═════ THE RECORDS ═════

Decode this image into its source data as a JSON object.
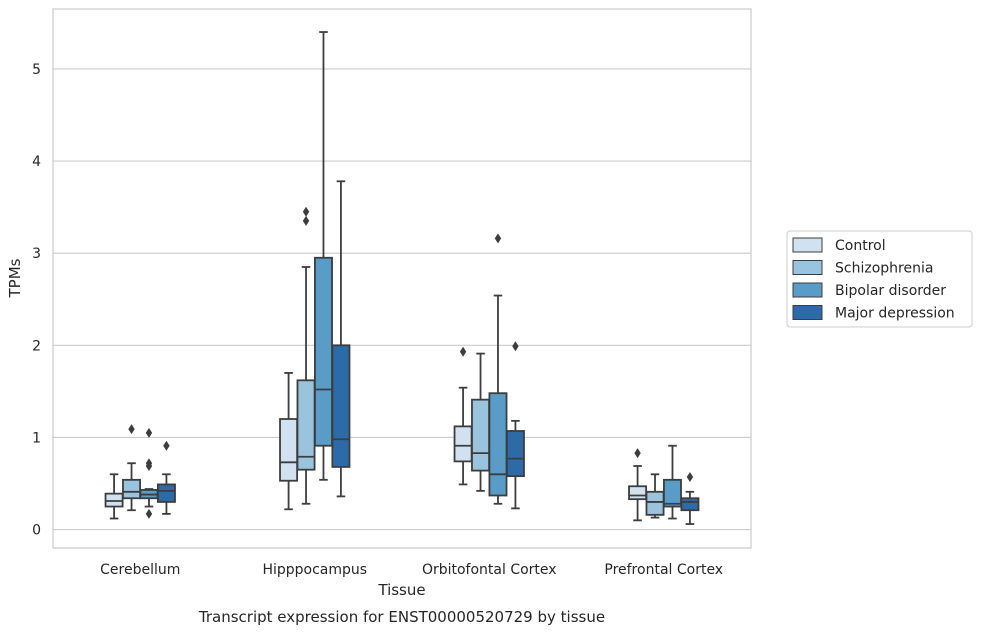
{
  "chart_data": {
    "type": "box",
    "caption": "Transcript expression for ENST00000520729 by tissue",
    "xlabel": "Tissue",
    "ylabel": "TPMs",
    "ylim": [
      -0.2,
      5.65
    ],
    "yticks": [
      0,
      1,
      2,
      3,
      4,
      5
    ],
    "grid": "horizontal",
    "legend_position": "right",
    "categories": [
      "Cerebellum",
      "Hipppocampus",
      "Orbitofontal Cortex",
      "Prefrontal Cortex"
    ],
    "series": [
      {
        "name": "Control",
        "color": "#d1e1f0",
        "boxes": [
          {
            "whislo": 0.12,
            "q1": 0.25,
            "med": 0.31,
            "q3": 0.39,
            "whishi": 0.6,
            "fliers": []
          },
          {
            "whislo": 0.22,
            "q1": 0.53,
            "med": 0.73,
            "q3": 1.2,
            "whishi": 1.7,
            "fliers": []
          },
          {
            "whislo": 0.49,
            "q1": 0.74,
            "med": 0.91,
            "q3": 1.12,
            "whishi": 1.54,
            "fliers": [
              1.93
            ]
          },
          {
            "whislo": 0.1,
            "q1": 0.33,
            "med": 0.37,
            "q3": 0.47,
            "whishi": 0.69,
            "fliers": [
              0.83
            ]
          }
        ]
      },
      {
        "name": "Schizophrenia",
        "color": "#9ac3de",
        "boxes": [
          {
            "whislo": 0.21,
            "q1": 0.34,
            "med": 0.41,
            "q3": 0.54,
            "whishi": 0.72,
            "fliers": [
              1.09
            ]
          },
          {
            "whislo": 0.28,
            "q1": 0.65,
            "med": 0.79,
            "q3": 1.62,
            "whishi": 2.85,
            "fliers": [
              3.35,
              3.45
            ]
          },
          {
            "whislo": 0.42,
            "q1": 0.64,
            "med": 0.83,
            "q3": 1.41,
            "whishi": 1.91,
            "fliers": []
          },
          {
            "whislo": 0.13,
            "q1": 0.16,
            "med": 0.3,
            "q3": 0.41,
            "whishi": 0.6,
            "fliers": []
          }
        ]
      },
      {
        "name": "Bipolar disorder",
        "color": "#5a9cc8",
        "boxes": [
          {
            "whislo": 0.25,
            "q1": 0.34,
            "med": 0.38,
            "q3": 0.43,
            "whishi": 0.44,
            "fliers": [
              0.17,
              0.69,
              0.72,
              1.05
            ]
          },
          {
            "whislo": 0.54,
            "q1": 0.91,
            "med": 1.52,
            "q3": 2.95,
            "whishi": 5.4,
            "fliers": []
          },
          {
            "whislo": 0.28,
            "q1": 0.37,
            "med": 0.6,
            "q3": 1.48,
            "whishi": 2.54,
            "fliers": [
              3.16
            ]
          },
          {
            "whislo": 0.12,
            "q1": 0.25,
            "med": 0.28,
            "q3": 0.54,
            "whishi": 0.91,
            "fliers": []
          }
        ]
      },
      {
        "name": "Major depression",
        "color": "#2c6aa8",
        "boxes": [
          {
            "whislo": 0.17,
            "q1": 0.3,
            "med": 0.42,
            "q3": 0.49,
            "whishi": 0.6,
            "fliers": [
              0.91
            ]
          },
          {
            "whislo": 0.36,
            "q1": 0.68,
            "med": 0.98,
            "q3": 2.0,
            "whishi": 3.78,
            "fliers": []
          },
          {
            "whislo": 0.23,
            "q1": 0.58,
            "med": 0.77,
            "q3": 1.07,
            "whishi": 1.18,
            "fliers": [
              1.99
            ]
          },
          {
            "whislo": 0.06,
            "q1": 0.21,
            "med": 0.3,
            "q3": 0.34,
            "whishi": 0.41,
            "fliers": [
              0.57
            ]
          }
        ]
      }
    ]
  }
}
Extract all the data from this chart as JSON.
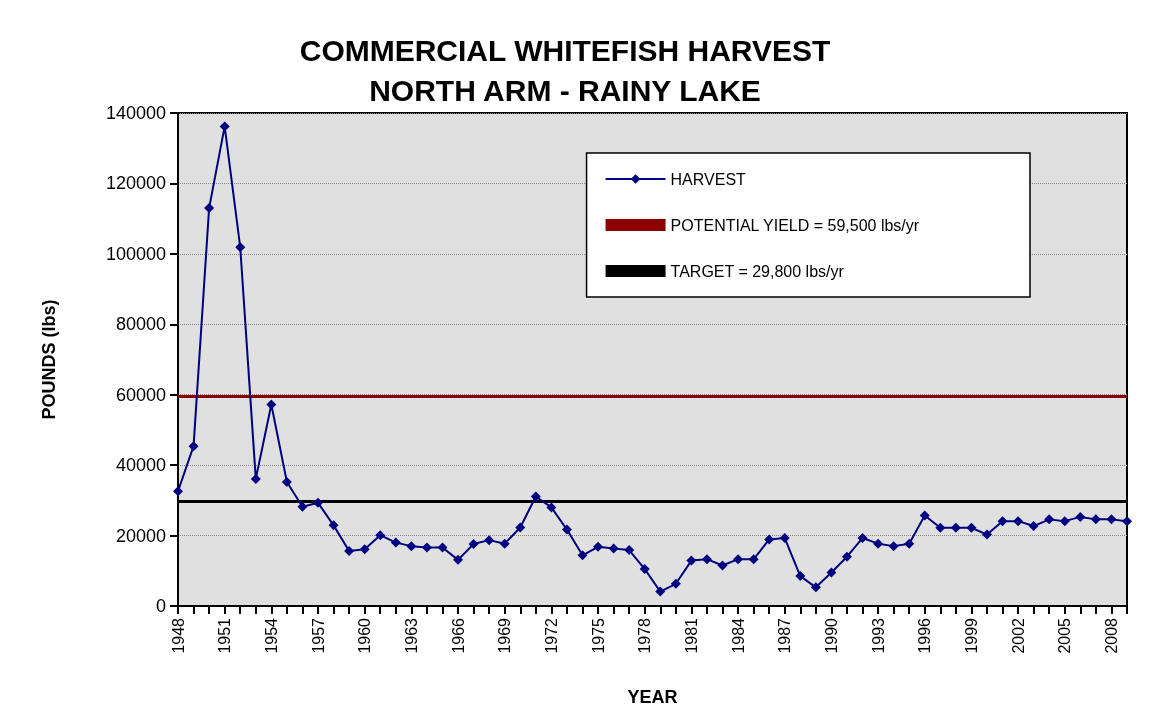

═════

◆ TASK TO CARRY OUT
Of the lines above, how many contain the word "name"? Provide the number and nothing else.

◆ IN RESPONSE
4